Task directions: Copy the entries below exactly. Images do not belong in the copy.

####################

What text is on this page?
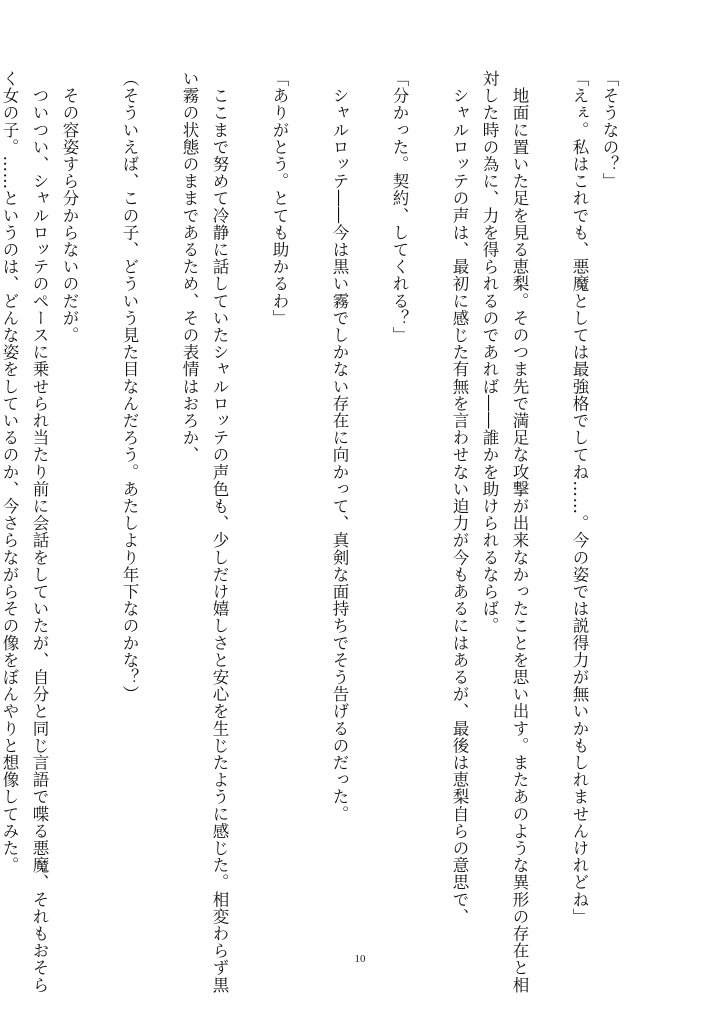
「そうなの？」
「えぇ。私はこれでも、悪魔としては最強格でしてね……。今の姿では説得力が無いかもしれませんけれどね」

　地面に置いた足を見る恵梨。そのつま先で満足な攻撃が出来なかったことを思い出す。またあのような異形の存在と相
対した時の為に、力を得られるのであれば――誰かを助けられるならば。
　シャルロッテの声は、最初に感じた有無を言わせない迫力が今もあるにはあるが、最後は恵梨自らの意思で、

「分かった。契約、してくれる？」

　シャルロッテ――今は黒い霧でしかない存在に向かって、真剣な面持ちでそう告げるのだった。

「ありがとう。とても助かるわ」

　ここまで努めて冷静に話していたシャルロッテの声色も、少しだけ嬉しさと安心を生じたように感じた。相変わらず黒
い霧の状態のままであるため、その表情はおろか、

（そういえば、この子、どういう見た目なんだろう。あたしより年下なのかな？）

　その容姿すら分からないのだが。
　ついつい、シャルロッテのペースに乗せられ当たり前に会話をしていたが、自分と同じ言語で喋る悪魔、それもおそら
く女の子。……というのは、どんな姿をしているのか、今さらながらその像をぼんやりと想像してみた。

10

####################

Exercise answer:
What text is on this page?
「そうなの？」
「えぇ。私はこれでも、悪魔としては最強格でしてね……。今の姿では説得力が無いかもしれませんけれどね」

　地面に置いた足を見る恵梨。そのつま先で満足な攻撃が出来なかったことを思い出す。またあのような異形の存在と相
対した時の為に、力を得られるのであれば――誰かを助けられるならば。
　シャルロッテの声は、最初に感じた有無を言わせない迫力が今もあるにはあるが、最後は恵梨自らの意思で、

「分かった。契約、してくれる？」

　シャルロッテ――今は黒い霧でしかない存在に向かって、真剣な面持ちでそう告げるのだった。

「ありがとう。とても助かるわ」

　ここまで努めて冷静に話していたシャルロッテの声色も、少しだけ嬉しさと安心を生じたように感じた。相変わらず黒
い霧の状態のままであるため、その表情はおろか、

（そういえば、この子、どういう見た目なんだろう。あたしより年下なのかな？）

　その容姿すら分からないのだが。
　ついつい、シャルロッテのペースに乗せられ当たり前に会話をしていたが、自分と同じ言語で喋る悪魔、それもおそら
く女の子。……というのは、どんな姿をしているのか、今さらながらその像をぼんやりと想像してみた。

10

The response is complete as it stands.